**What is being asked**. Transcribe the whole listing below without changing a word, but leave out every image.

::::::::

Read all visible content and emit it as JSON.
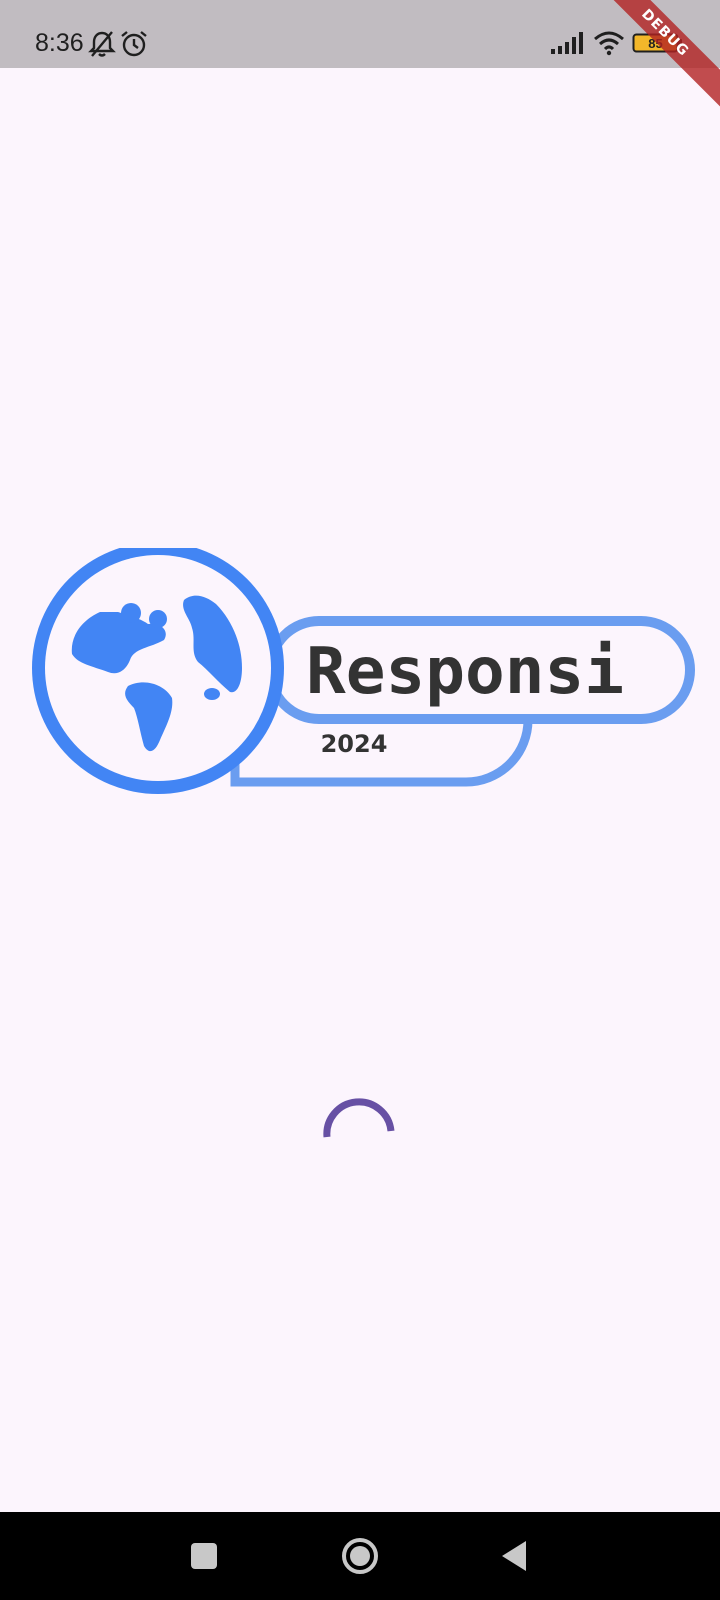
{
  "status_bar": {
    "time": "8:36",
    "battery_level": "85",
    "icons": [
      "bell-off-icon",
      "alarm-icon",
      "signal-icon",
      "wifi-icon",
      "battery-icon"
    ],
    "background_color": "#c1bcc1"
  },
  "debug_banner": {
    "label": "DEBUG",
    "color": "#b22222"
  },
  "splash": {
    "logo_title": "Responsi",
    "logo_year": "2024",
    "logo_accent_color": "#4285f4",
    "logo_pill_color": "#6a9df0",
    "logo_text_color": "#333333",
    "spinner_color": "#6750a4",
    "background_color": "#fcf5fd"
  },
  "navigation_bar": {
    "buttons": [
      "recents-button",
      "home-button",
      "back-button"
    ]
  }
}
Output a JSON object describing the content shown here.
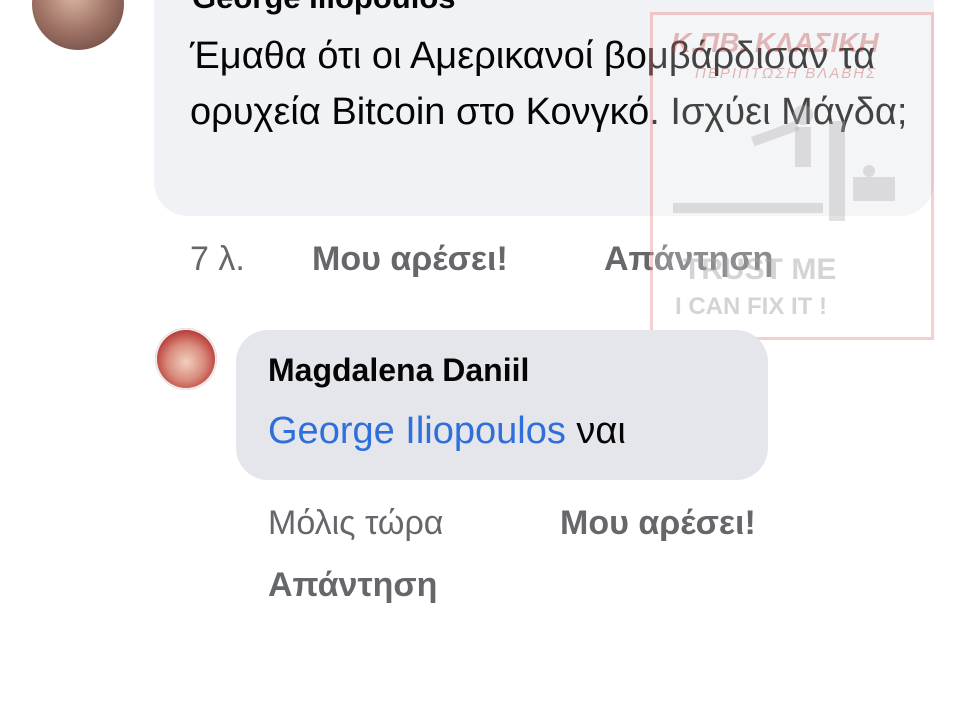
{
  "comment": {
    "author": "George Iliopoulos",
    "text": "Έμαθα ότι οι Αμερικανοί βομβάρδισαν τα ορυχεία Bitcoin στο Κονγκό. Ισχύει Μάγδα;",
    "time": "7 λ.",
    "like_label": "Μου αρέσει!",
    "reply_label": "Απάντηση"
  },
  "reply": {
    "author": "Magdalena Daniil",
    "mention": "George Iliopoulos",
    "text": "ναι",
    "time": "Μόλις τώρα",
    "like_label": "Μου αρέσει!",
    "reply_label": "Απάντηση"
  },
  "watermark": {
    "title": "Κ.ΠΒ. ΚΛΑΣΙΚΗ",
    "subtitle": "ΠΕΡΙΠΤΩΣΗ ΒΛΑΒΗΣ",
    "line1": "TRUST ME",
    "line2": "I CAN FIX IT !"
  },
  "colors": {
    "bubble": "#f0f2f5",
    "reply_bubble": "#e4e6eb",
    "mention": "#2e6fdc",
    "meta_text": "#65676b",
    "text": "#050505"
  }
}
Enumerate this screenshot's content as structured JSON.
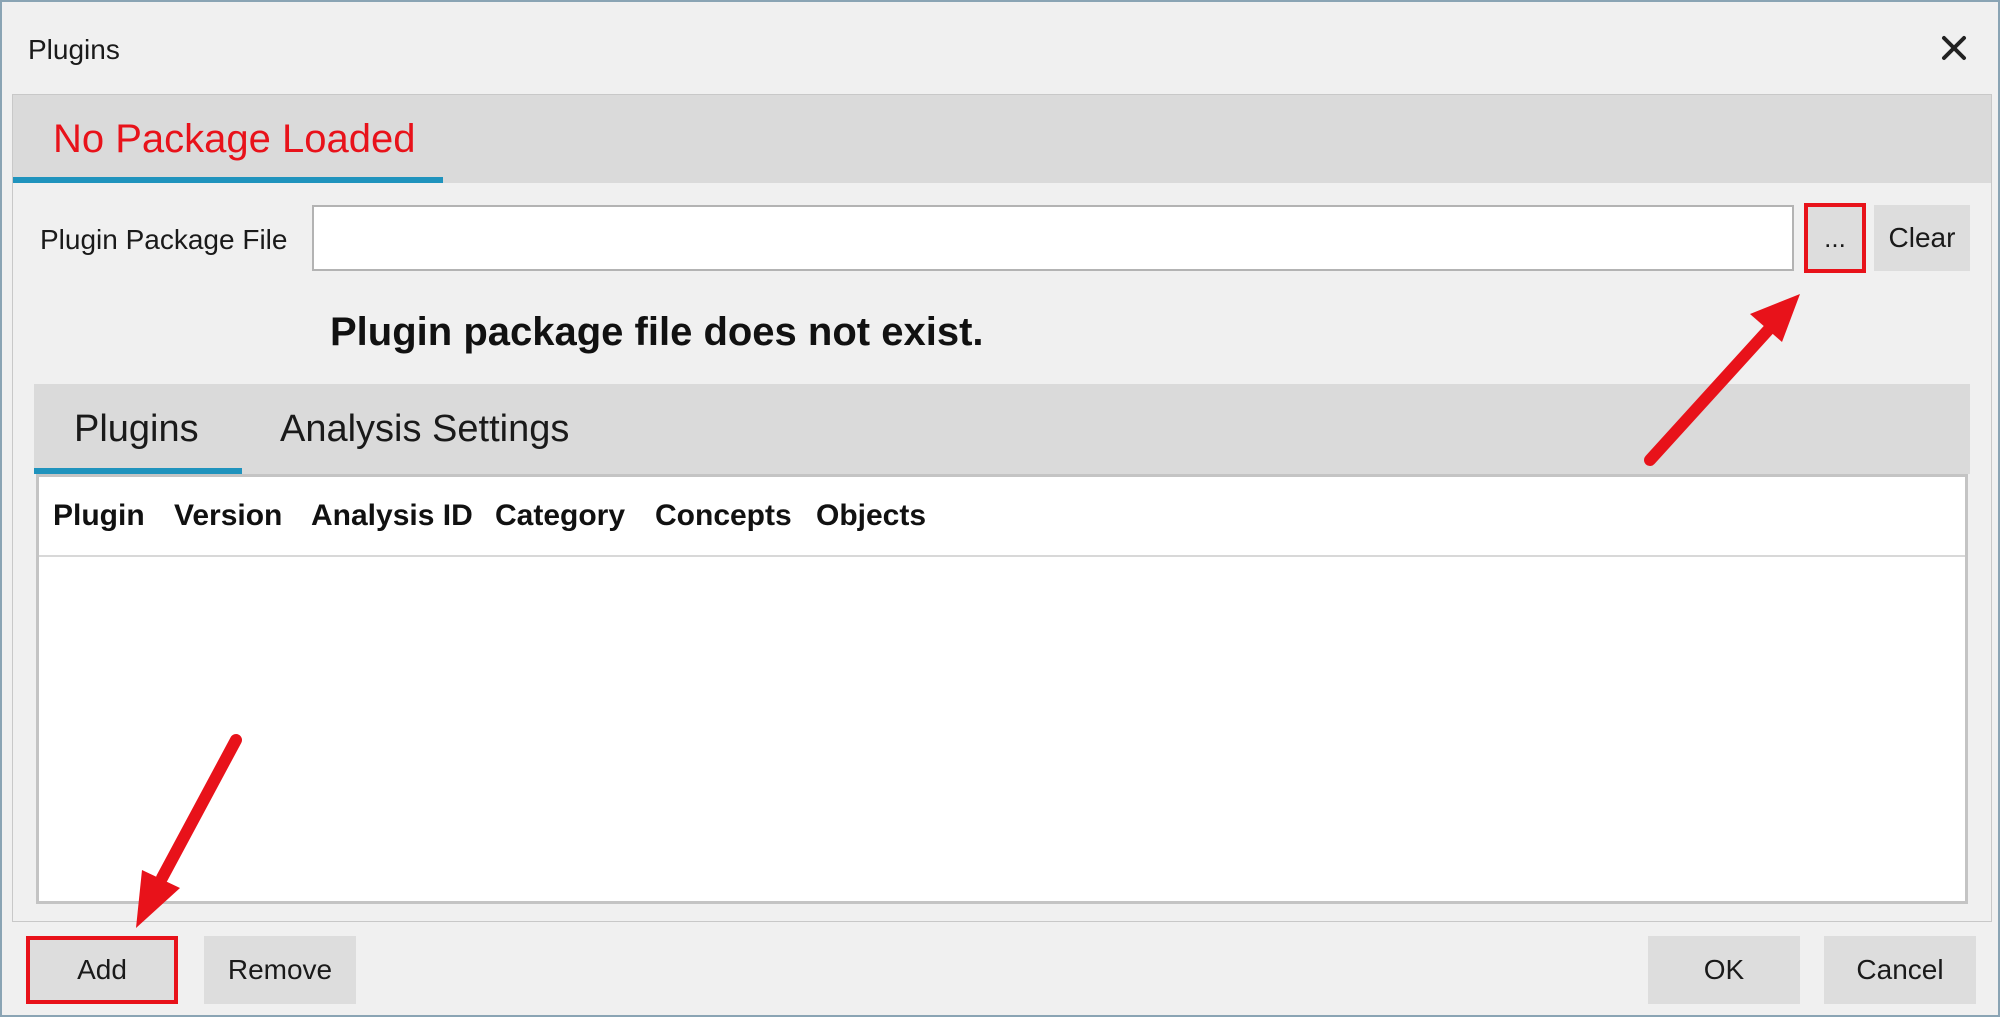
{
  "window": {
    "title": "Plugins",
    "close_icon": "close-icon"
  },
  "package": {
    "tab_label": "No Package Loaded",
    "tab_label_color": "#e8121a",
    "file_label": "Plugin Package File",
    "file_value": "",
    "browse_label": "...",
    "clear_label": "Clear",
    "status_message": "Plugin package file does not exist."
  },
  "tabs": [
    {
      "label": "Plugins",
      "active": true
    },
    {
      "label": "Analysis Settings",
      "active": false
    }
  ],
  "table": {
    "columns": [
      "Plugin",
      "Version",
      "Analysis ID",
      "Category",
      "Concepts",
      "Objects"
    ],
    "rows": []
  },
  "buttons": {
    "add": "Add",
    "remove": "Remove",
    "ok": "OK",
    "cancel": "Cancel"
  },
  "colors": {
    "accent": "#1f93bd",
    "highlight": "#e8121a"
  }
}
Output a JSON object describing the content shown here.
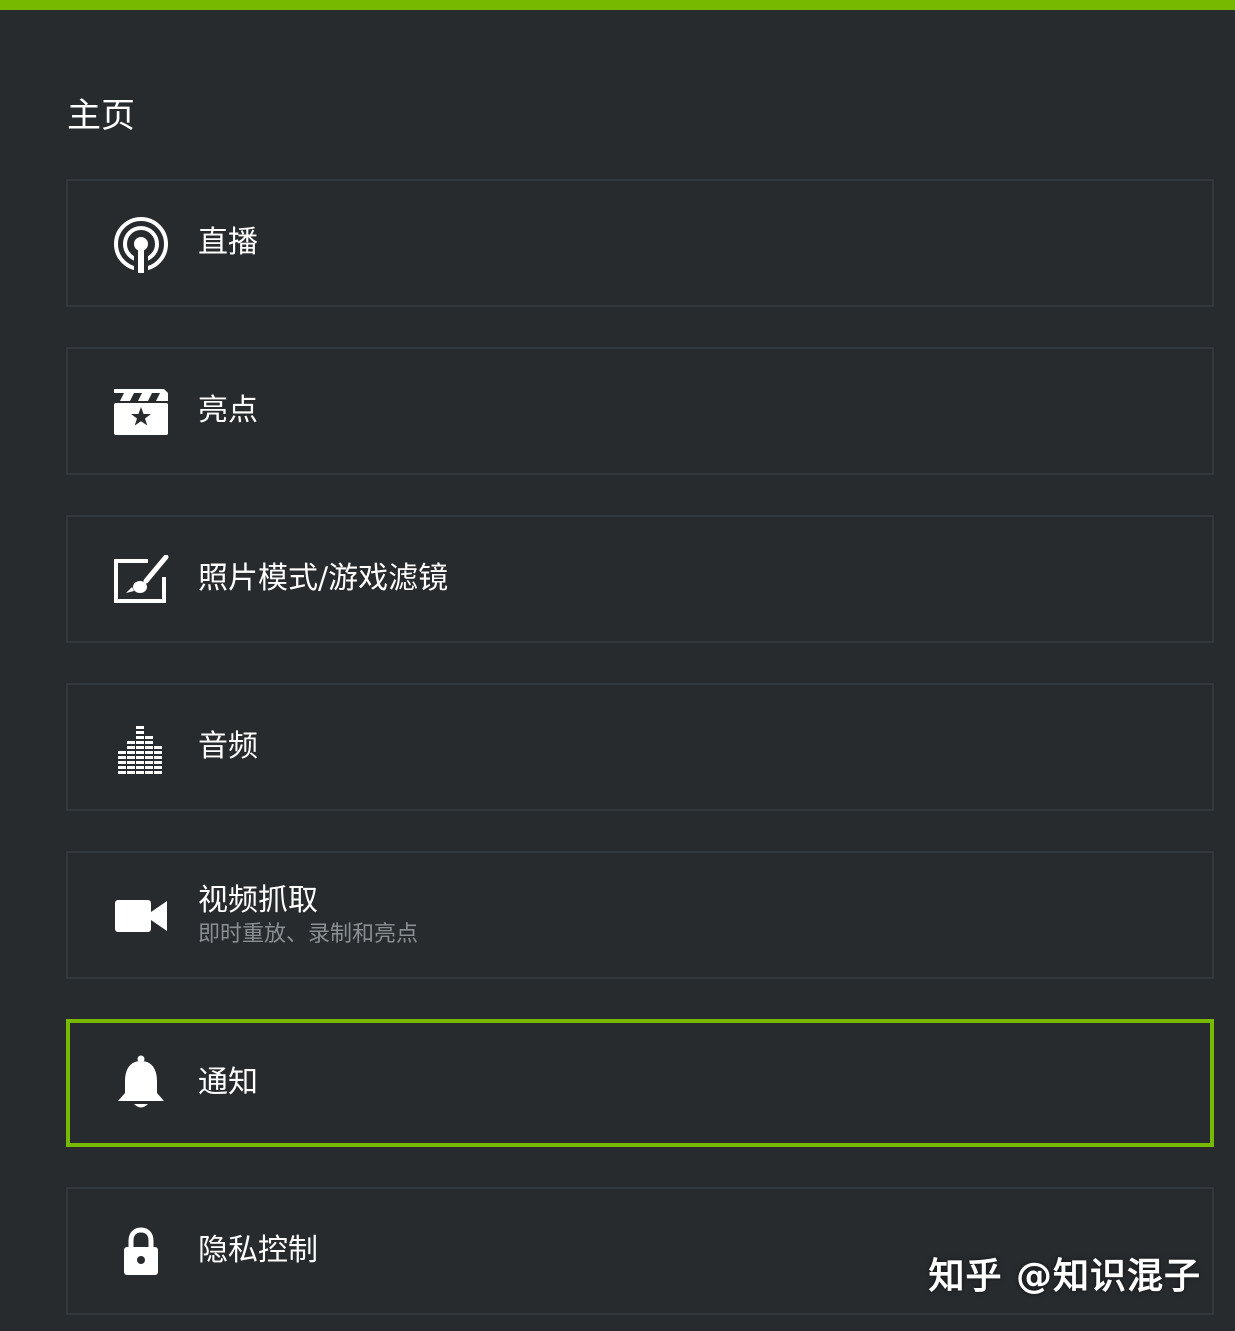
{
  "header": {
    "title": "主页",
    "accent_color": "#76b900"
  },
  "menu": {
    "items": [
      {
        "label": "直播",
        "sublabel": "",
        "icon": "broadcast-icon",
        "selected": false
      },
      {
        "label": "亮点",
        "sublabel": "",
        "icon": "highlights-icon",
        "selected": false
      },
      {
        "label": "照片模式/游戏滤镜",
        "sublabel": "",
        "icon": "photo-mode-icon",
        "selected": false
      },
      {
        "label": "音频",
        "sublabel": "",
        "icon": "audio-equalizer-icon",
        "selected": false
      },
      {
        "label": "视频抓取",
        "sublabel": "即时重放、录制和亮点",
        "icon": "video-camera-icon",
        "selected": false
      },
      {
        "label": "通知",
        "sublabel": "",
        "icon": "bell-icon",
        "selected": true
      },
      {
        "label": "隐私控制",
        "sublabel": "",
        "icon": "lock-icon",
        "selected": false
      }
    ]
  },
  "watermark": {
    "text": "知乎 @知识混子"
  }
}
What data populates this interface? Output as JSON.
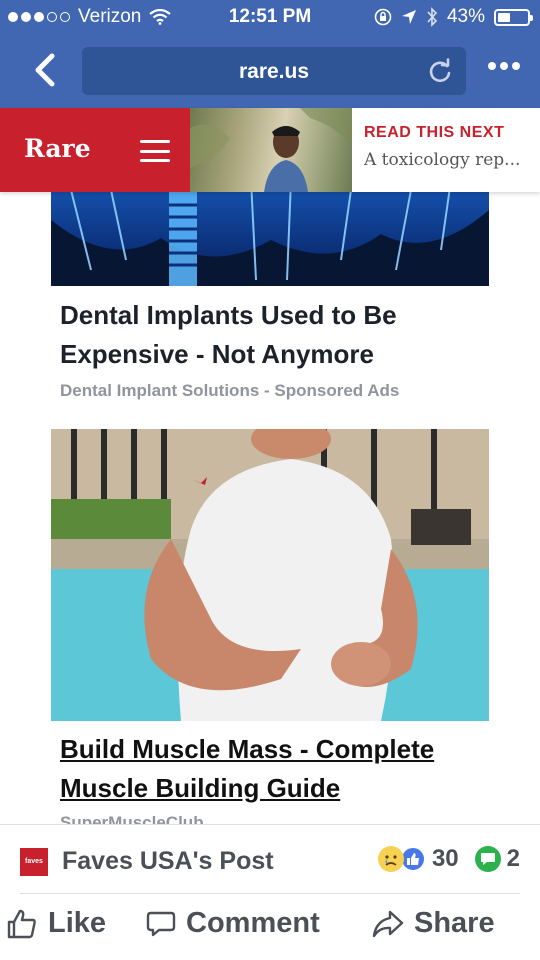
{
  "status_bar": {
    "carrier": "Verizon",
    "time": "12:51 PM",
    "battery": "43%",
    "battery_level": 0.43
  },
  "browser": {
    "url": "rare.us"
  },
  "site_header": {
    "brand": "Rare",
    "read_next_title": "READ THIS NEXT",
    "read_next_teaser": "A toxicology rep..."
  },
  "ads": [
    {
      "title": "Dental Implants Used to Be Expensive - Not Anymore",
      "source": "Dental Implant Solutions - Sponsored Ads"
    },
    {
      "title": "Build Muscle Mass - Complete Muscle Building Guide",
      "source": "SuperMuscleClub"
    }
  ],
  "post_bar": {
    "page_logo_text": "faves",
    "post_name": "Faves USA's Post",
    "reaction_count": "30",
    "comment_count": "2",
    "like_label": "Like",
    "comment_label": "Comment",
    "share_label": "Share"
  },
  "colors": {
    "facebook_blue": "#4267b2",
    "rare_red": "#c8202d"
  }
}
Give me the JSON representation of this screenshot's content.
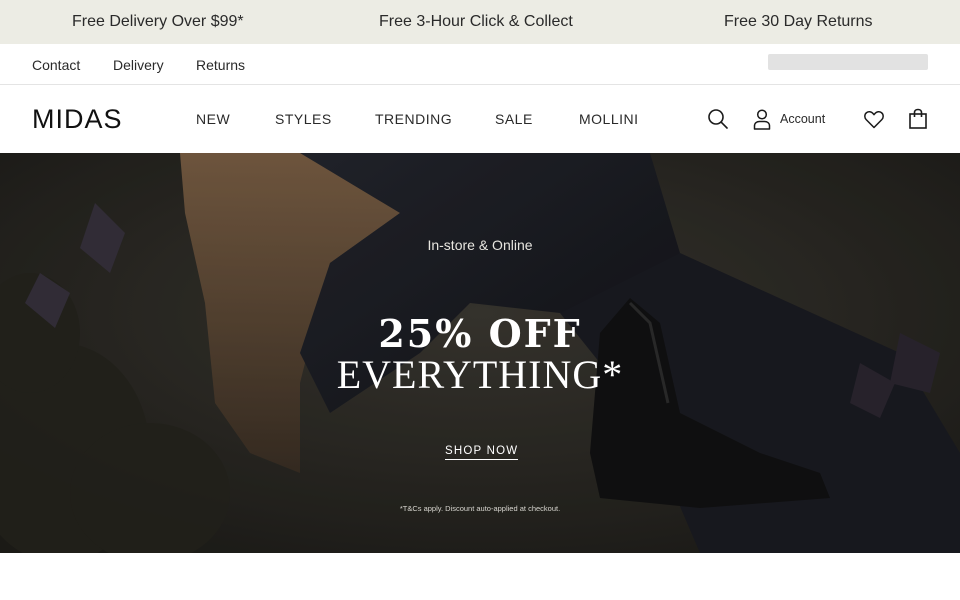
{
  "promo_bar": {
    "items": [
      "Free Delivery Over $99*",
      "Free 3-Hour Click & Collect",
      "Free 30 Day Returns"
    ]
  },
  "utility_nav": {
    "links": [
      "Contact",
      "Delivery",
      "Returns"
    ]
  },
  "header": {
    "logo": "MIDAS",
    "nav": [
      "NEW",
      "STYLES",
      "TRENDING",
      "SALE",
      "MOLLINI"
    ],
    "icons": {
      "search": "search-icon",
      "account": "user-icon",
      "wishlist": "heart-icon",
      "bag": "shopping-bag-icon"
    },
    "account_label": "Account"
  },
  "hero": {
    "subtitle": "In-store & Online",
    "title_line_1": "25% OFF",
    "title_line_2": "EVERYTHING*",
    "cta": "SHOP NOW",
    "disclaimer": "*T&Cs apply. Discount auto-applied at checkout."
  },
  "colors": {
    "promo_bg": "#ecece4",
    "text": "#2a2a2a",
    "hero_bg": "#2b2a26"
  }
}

::::::::

**Result below**.
Read all visible content and emit it as JSON.
{
  "status_bar": {
    "time": "8:36",
    "battery_level": "85",
    "icons": [
      "bell-off-icon",
      "alarm-icon",
      "signal-icon",
      "wifi-icon",
      "battery-icon"
    ],
    "background_color": "#c1bcc1"
  },
  "debug_banner": {
    "label": "DEBUG",
    "color": "#b22222"
  },
  "splash": {
    "logo_title": "Responsi",
    "logo_year": "2024",
    "logo_accent_color": "#4285f4",
    "logo_pill_color": "#6a9df0",
    "logo_text_color": "#333333",
    "spinner_color": "#6750a4",
    "background_color": "#fcf5fd"
  },
  "navigation_bar": {
    "buttons": [
      "recents-button",
      "home-button",
      "back-button"
    ]
  }
}
Output a JSON object describing the content shown here.
{
  "comment": {
    "author": "George Iliopoulos",
    "text": "Έμαθα ότι οι Αμερικανοί βομβάρδισαν τα ορυχεία Bitcoin στο Κονγκό. Ισχύει Μάγδα;",
    "time": "7 λ.",
    "like_label": "Μου αρέσει!",
    "reply_label": "Απάντηση"
  },
  "reply": {
    "author": "Magdalena Daniil",
    "mention": "George Iliopoulos",
    "text": "ναι",
    "time": "Μόλις τώρα",
    "like_label": "Μου αρέσει!",
    "reply_label": "Απάντηση"
  },
  "watermark": {
    "title": "Κ.ΠΒ. ΚΛΑΣΙΚΗ",
    "subtitle": "ΠΕΡΙΠΤΩΣΗ ΒΛΑΒΗΣ",
    "line1": "TRUST ME",
    "line2": "I CAN FIX IT !"
  },
  "colors": {
    "bubble": "#f0f2f5",
    "reply_bubble": "#e4e6eb",
    "mention": "#2e6fdc",
    "meta_text": "#65676b",
    "text": "#050505"
  }
}
Enumerate this screenshot's content as structured JSON.
{
  "window": {
    "title": "Plugins",
    "close_icon": "close-icon"
  },
  "package": {
    "tab_label": "No Package Loaded",
    "tab_label_color": "#e8121a",
    "file_label": "Plugin Package File",
    "file_value": "",
    "browse_label": "...",
    "clear_label": "Clear",
    "status_message": "Plugin package file does not exist."
  },
  "tabs": [
    {
      "label": "Plugins",
      "active": true
    },
    {
      "label": "Analysis Settings",
      "active": false
    }
  ],
  "table": {
    "columns": [
      "Plugin",
      "Version",
      "Analysis ID",
      "Category",
      "Concepts",
      "Objects"
    ],
    "rows": []
  },
  "buttons": {
    "add": "Add",
    "remove": "Remove",
    "ok": "OK",
    "cancel": "Cancel"
  },
  "colors": {
    "accent": "#1f93bd",
    "highlight": "#e8121a"
  }
}
Output a JSON object describing the content shown here.
{
  "header": {
    "title": "主页",
    "accent_color": "#76b900"
  },
  "menu": {
    "items": [
      {
        "label": "直播",
        "sublabel": "",
        "icon": "broadcast-icon",
        "selected": false
      },
      {
        "label": "亮点",
        "sublabel": "",
        "icon": "highlights-icon",
        "selected": false
      },
      {
        "label": "照片模式/游戏滤镜",
        "sublabel": "",
        "icon": "photo-mode-icon",
        "selected": false
      },
      {
        "label": "音频",
        "sublabel": "",
        "icon": "audio-equalizer-icon",
        "selected": false
      },
      {
        "label": "视频抓取",
        "sublabel": "即时重放、录制和亮点",
        "icon": "video-camera-icon",
        "selected": false
      },
      {
        "label": "通知",
        "sublabel": "",
        "icon": "bell-icon",
        "selected": true
      },
      {
        "label": "隐私控制",
        "sublabel": "",
        "icon": "lock-icon",
        "selected": false
      }
    ]
  },
  "watermark": {
    "text": "知乎 @知识混子"
  }
}
What data populates this interface? Output as JSON.
{
  "status_bar": {
    "carrier": "Verizon",
    "time": "12:51 PM",
    "battery": "43%",
    "battery_level": 0.43
  },
  "browser": {
    "url": "rare.us"
  },
  "site_header": {
    "brand": "Rare",
    "read_next_title": "READ THIS NEXT",
    "read_next_teaser": "A toxicology rep..."
  },
  "ads": [
    {
      "title": "Dental Implants Used to Be Expensive - Not Anymore",
      "source": "Dental Implant Solutions - Sponsored Ads"
    },
    {
      "title": "Build Muscle Mass - Complete Muscle Building Guide",
      "source": "SuperMuscleClub"
    }
  ],
  "post_bar": {
    "page_logo_text": "faves",
    "post_name": "Faves USA's Post",
    "reaction_count": "30",
    "comment_count": "2",
    "like_label": "Like",
    "comment_label": "Comment",
    "share_label": "Share"
  },
  "colors": {
    "facebook_blue": "#4267b2",
    "rare_red": "#c8202d"
  }
}
Give me the JSON representation of this screenshot's content.
{
  "promo_bar": {
    "items": [
      "Free Delivery Over $99*",
      "Free 3-Hour Click & Collect",
      "Free 30 Day Returns"
    ]
  },
  "utility_nav": {
    "links": [
      "Contact",
      "Delivery",
      "Returns"
    ]
  },
  "header": {
    "logo": "MIDAS",
    "nav": [
      "NEW",
      "STYLES",
      "TRENDING",
      "SALE",
      "MOLLINI"
    ],
    "icons": {
      "search": "search-icon",
      "account": "user-icon",
      "wishlist": "heart-icon",
      "bag": "shopping-bag-icon"
    },
    "account_label": "Account"
  },
  "hero": {
    "subtitle": "In-store & Online",
    "title_line_1": "25% OFF",
    "title_line_2": "EVERYTHING*",
    "cta": "SHOP NOW",
    "disclaimer": "*T&Cs apply. Discount auto-applied at checkout."
  },
  "colors": {
    "promo_bg": "#ecece4",
    "text": "#2a2a2a",
    "hero_bg": "#2b2a26"
  }
}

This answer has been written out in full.